» **SET TASK**: How many lines of these entries include the string "text"? State the number alone.

» **SUPPLIED MATERIAL**:
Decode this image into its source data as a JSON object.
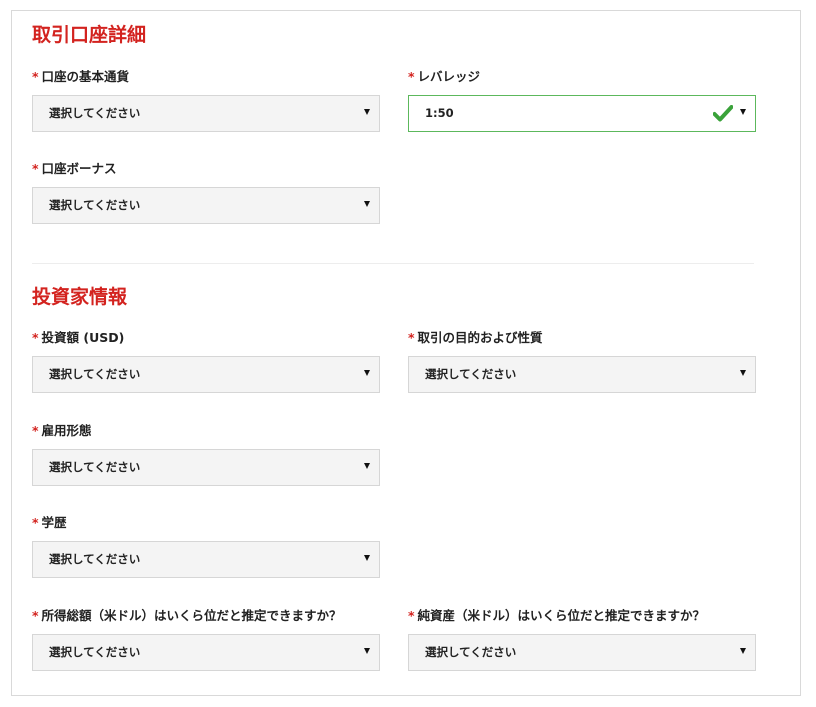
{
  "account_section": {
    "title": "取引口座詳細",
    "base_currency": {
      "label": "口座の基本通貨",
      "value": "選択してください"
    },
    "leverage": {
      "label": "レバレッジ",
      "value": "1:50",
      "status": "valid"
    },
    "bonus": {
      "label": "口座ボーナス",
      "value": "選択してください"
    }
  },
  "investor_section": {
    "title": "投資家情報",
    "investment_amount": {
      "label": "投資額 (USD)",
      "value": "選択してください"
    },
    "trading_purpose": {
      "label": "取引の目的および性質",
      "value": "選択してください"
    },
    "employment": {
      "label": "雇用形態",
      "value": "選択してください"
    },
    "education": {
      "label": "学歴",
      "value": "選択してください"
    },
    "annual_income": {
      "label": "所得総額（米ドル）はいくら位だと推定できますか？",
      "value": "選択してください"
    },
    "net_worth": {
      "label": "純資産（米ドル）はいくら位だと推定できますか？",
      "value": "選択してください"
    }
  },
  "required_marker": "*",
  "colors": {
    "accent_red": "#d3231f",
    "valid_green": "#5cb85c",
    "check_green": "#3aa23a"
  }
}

--

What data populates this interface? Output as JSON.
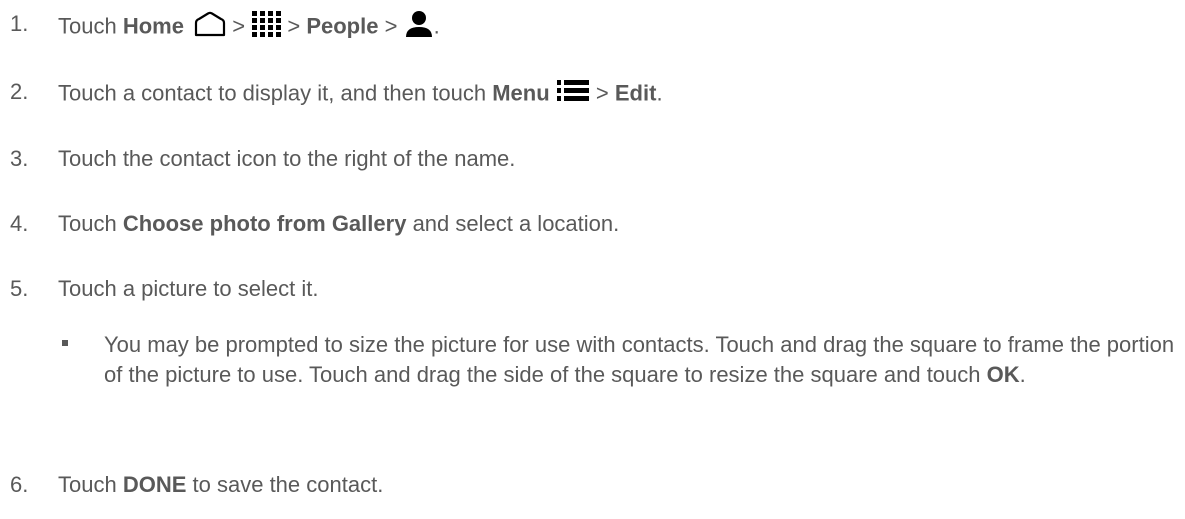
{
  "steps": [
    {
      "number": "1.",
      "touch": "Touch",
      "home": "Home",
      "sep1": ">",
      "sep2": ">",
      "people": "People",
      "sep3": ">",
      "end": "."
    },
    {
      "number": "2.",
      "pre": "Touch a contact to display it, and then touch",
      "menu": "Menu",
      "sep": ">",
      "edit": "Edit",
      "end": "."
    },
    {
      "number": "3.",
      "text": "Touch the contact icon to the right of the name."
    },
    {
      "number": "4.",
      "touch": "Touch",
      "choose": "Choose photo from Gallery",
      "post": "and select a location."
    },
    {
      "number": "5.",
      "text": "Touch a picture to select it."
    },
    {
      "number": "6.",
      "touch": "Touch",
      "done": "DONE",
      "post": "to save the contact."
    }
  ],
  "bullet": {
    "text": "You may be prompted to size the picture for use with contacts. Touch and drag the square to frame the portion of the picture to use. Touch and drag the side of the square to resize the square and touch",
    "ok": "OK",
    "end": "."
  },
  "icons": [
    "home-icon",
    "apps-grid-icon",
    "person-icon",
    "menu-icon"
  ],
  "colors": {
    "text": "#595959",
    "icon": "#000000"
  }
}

==

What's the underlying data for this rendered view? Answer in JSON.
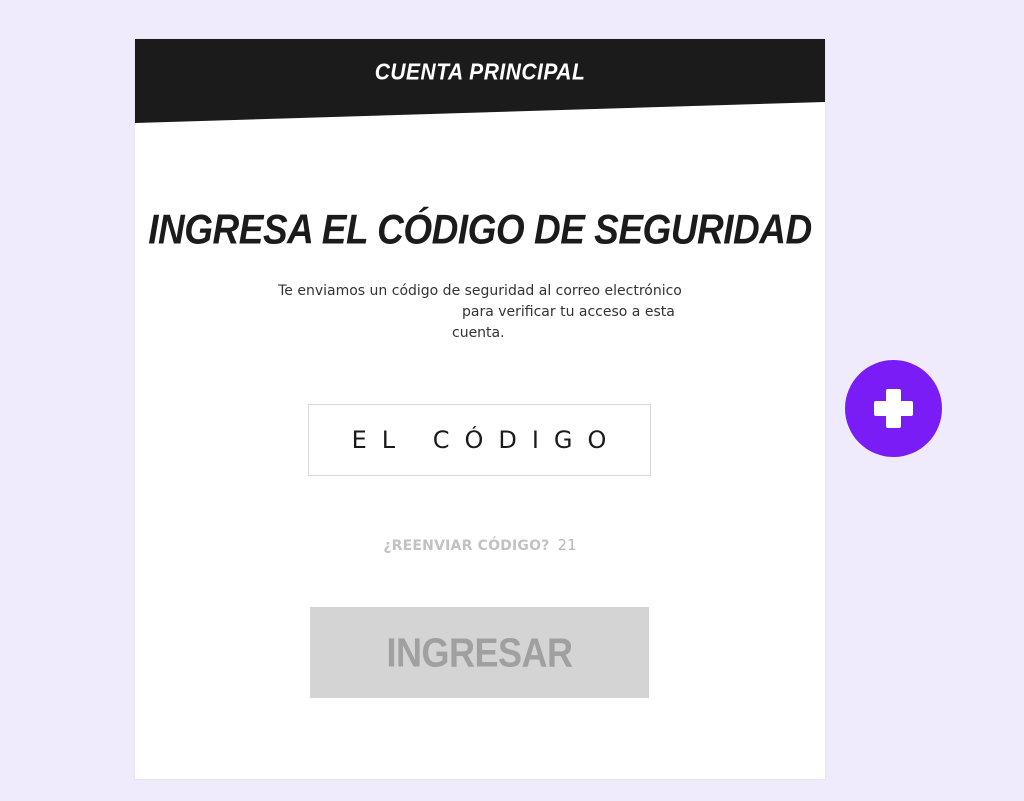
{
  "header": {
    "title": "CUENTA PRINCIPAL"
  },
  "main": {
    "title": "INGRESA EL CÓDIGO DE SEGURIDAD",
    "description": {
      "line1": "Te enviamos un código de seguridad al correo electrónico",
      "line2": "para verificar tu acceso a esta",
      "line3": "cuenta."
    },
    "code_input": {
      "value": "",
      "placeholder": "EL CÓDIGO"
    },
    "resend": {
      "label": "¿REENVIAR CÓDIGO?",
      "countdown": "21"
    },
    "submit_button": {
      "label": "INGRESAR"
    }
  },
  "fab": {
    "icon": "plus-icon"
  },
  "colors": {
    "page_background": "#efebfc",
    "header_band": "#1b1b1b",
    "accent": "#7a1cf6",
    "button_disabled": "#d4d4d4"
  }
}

» **EXERCISE ANSWER**: 4